§ EXERCISE REQUIREMENTS
Give the material again in full, matching it exactly.

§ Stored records
____
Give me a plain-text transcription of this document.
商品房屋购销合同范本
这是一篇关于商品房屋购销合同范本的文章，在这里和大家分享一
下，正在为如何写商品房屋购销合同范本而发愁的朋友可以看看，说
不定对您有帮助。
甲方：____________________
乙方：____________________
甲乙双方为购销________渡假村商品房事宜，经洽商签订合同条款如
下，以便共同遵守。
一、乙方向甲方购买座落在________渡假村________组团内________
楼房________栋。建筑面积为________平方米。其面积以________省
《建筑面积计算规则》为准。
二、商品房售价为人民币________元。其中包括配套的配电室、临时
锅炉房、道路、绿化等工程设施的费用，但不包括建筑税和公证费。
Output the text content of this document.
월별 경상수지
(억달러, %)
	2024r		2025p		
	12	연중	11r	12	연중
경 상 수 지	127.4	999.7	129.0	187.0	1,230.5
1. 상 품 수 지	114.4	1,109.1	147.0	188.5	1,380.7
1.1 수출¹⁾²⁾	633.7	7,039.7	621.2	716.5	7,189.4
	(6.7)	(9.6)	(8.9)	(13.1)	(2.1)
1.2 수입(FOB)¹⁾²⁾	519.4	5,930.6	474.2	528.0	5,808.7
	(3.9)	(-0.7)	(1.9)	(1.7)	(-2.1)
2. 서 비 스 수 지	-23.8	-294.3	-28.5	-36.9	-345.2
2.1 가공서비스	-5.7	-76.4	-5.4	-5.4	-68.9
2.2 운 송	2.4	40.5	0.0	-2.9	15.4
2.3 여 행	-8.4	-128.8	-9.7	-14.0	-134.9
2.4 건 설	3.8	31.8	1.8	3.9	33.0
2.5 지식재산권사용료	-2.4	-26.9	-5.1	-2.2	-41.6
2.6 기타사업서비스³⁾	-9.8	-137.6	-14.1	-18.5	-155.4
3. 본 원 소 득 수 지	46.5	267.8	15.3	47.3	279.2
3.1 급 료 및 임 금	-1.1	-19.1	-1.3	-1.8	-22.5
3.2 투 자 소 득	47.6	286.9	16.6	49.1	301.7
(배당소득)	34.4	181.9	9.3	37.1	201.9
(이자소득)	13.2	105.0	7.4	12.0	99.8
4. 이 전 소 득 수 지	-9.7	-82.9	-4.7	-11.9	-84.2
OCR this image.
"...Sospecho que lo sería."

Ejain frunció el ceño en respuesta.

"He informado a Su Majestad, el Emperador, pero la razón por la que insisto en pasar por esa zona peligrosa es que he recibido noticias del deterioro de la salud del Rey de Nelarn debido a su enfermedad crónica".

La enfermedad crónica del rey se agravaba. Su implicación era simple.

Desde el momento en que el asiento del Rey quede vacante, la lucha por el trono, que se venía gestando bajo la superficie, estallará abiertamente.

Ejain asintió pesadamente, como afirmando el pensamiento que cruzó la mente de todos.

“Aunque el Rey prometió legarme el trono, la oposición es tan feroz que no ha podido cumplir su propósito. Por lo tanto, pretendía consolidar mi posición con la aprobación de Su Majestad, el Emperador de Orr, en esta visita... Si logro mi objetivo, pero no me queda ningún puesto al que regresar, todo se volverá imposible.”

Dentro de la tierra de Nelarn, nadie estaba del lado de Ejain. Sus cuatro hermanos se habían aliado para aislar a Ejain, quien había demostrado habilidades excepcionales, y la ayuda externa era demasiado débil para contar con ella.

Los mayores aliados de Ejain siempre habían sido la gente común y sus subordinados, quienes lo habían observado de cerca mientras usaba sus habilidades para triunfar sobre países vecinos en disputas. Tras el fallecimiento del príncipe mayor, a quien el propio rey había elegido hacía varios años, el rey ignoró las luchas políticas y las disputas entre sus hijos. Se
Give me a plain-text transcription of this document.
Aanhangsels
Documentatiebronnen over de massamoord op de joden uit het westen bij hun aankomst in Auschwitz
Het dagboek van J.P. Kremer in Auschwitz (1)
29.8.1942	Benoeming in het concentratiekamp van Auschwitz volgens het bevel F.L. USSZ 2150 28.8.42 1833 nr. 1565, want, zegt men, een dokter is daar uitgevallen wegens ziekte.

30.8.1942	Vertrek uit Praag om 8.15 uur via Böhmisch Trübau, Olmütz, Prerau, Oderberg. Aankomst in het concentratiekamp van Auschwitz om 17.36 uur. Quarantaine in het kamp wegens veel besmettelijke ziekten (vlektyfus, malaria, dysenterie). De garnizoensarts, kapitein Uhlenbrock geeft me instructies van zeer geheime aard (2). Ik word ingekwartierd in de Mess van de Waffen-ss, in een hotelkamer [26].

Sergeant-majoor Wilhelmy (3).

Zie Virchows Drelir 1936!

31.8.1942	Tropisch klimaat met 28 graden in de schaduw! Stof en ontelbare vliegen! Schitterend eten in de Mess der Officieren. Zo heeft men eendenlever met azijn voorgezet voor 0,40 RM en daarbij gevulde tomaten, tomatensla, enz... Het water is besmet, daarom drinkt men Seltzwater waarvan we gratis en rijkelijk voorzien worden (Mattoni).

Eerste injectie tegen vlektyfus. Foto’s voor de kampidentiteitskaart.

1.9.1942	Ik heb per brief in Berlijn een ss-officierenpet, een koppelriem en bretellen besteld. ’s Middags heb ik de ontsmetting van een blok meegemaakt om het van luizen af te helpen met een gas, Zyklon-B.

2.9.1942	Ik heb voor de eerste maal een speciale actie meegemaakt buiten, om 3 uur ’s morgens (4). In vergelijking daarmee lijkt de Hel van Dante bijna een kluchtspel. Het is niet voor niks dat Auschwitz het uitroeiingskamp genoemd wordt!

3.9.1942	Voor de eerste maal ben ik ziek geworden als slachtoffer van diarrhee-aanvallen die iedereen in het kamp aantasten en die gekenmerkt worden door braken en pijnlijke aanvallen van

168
____
§ RIGHT ANSWER
Give me a plain-text transcription of this document.
商品房屋购销合同范本
这是一篇关于商品房屋购销合同范本的文章，在这里和大家分享一
下，正在为如何写商品房屋购销合同范本而发愁的朋友可以看看，说
不定对您有帮助。
甲方：____________________
乙方：____________________
甲乙双方为购销________渡假村商品房事宜，经洽商签订合同条款如
下，以便共同遵守。
一、乙方向甲方购买座落在________渡假村________组团内________
楼房________栋。建筑面积为________平方米。其面积以________省
《建筑面积计算规则》为准。
二、商品房售价为人民币________元。其中包括配套的配电室、临时
锅炉房、道路、绿化等工程设施的费用，但不包括建筑税和公证费。
Output the text content of this document.
월별 경상수지
(억달러, %)
	2024r		2025p		
	12	연중	11r	12	연중
경 상 수 지	127.4	999.7	129.0	187.0	1,230.5
1. 상 품 수 지	114.4	1,109.1	147.0	188.5	1,380.7
1.1 수출¹⁾²⁾	633.7	7,039.7	621.2	716.5	7,189.4
	(6.7)	(9.6)	(8.9)	(13.1)	(2.1)
1.2 수입(FOB)¹⁾²⁾	519.4	5,930.6	474.2	528.0	5,808.7
	(3.9)	(-0.7)	(1.9)	(1.7)	(-2.1)
2. 서 비 스 수 지	-23.8	-294.3	-28.5	-36.9	-345.2
2.1 가공서비스	-5.7	-76.4	-5.4	-5.4	-68.9
2.2 운 송	2.4	40.5	0.0	-2.9	15.4
2.3 여 행	-8.4	-128.8	-9.7	-14.0	-134.9
2.4 건 설	3.8	31.8	1.8	3.9	33.0
2.5 지식재산권사용료	-2.4	-26.9	-5.1	-2.2	-41.6
2.6 기타사업서비스³⁾	-9.8	-137.6	-14.1	-18.5	-155.4
3. 본 원 소 득 수 지	46.5	267.8	15.3	47.3	279.2
3.1 급 료 및 임 금	-1.1	-19.1	-1.3	-1.8	-22.5
3.2 투 자 소 득	47.6	286.9	16.6	49.1	301.7
(배당소득)	34.4	181.9	9.3	37.1	201.9
(이자소득)	13.2	105.0	7.4	12.0	99.8
4. 이 전 소 득 수 지	-9.7	-82.9	-4.7	-11.9	-84.2
OCR this image.
"...Sospecho que lo sería."

Ejain frunció el ceño en respuesta.

"He informado a Su Majestad, el Emperador, pero la razón por la que insisto en pasar por esa zona peligrosa es que he recibido noticias del deterioro de la salud del Rey de Nelarn debido a su enfermedad crónica".

La enfermedad crónica del rey se agravaba. Su implicación era simple.

Desde el momento en que el asiento del Rey quede vacante, la lucha por el trono, que se venía gestando bajo la superficie, estallará abiertamente.

Ejain asintió pesadamente, como afirmando el pensamiento que cruzó la mente de todos.

“Aunque el Rey prometió legarme el trono, la oposición es tan feroz que no ha podido cumplir su propósito. Por lo tanto, pretendía consolidar mi posición con la aprobación de Su Majestad, el Emperador de Orr, en esta visita... Si logro mi objetivo, pero no me queda ningún puesto al que regresar, todo se volverá imposible.”

Dentro de la tierra de Nelarn, nadie estaba del lado de Ejain. Sus cuatro hermanos se habían aliado para aislar a Ejain, quien había demostrado habilidades excepcionales, y la ayuda externa era demasiado débil para contar con ella.

Los mayores aliados de Ejain siempre habían sido la gente común y sus subordinados, quienes lo habían observado de cerca mientras usaba sus habilidades para triunfar sobre países vecinos en disputas. Tras el fallecimiento del príncipe mayor, a quien el propio rey había elegido hacía varios años, el rey ignoró las luchas políticas y las disputas entre sus hijos. Se
Give me a plain-text transcription of this document.
Aanhangsels
Documentatiebronnen over de massamoord op de joden uit het westen bij hun aankomst in Auschwitz
Het dagboek van J.P. Kremer in Auschwitz (1)
29.8.1942	Benoeming in het concentratiekamp van Auschwitz volgens het bevel F.L. USSZ 2150 28.8.42 1833 nr. 1565, want, zegt men, een dokter is daar uitgevallen wegens ziekte.

30.8.1942	Vertrek uit Praag om 8.15 uur via Böhmisch Trübau, Olmütz, Prerau, Oderberg. Aankomst in het concentratiekamp van Auschwitz om 17.36 uur. Quarantaine in het kamp wegens veel besmettelijke ziekten (vlektyfus, malaria, dysenterie). De garnizoensarts, kapitein Uhlenbrock geeft me instructies van zeer geheime aard (2). Ik word ingekwartierd in de Mess van de Waffen-ss, in een hotelkamer [26].

Sergeant-majoor Wilhelmy (3).

Zie Virchows Drelir 1936!

31.8.1942	Tropisch klimaat met 28 graden in de schaduw! Stof en ontelbare vliegen! Schitterend eten in de Mess der Officieren. Zo heeft men eendenlever met azijn voorgezet voor 0,40 RM en daarbij gevulde tomaten, tomatensla, enz... Het water is besmet, daarom drinkt men Seltzwater waarvan we gratis en rijkelijk voorzien worden (Mattoni).

Eerste injectie tegen vlektyfus. Foto’s voor de kampidentiteitskaart.

1.9.1942	Ik heb per brief in Berlijn een ss-officierenpet, een koppelriem en bretellen besteld. ’s Middags heb ik de ontsmetting van een blok meegemaakt om het van luizen af te helpen met een gas, Zyklon-B.

2.9.1942	Ik heb voor de eerste maal een speciale actie meegemaakt buiten, om 3 uur ’s morgens (4). In vergelijking daarmee lijkt de Hel van Dante bijna een kluchtspel. Het is niet voor niks dat Auschwitz het uitroeiingskamp genoemd wordt!

3.9.1942	Voor de eerste maal ben ik ziek geworden als slachtoffer van diarrhee-aanvallen die iedereen in het kamp aantasten en die gekenmerkt worden door braken en pijnlijke aanvallen van

168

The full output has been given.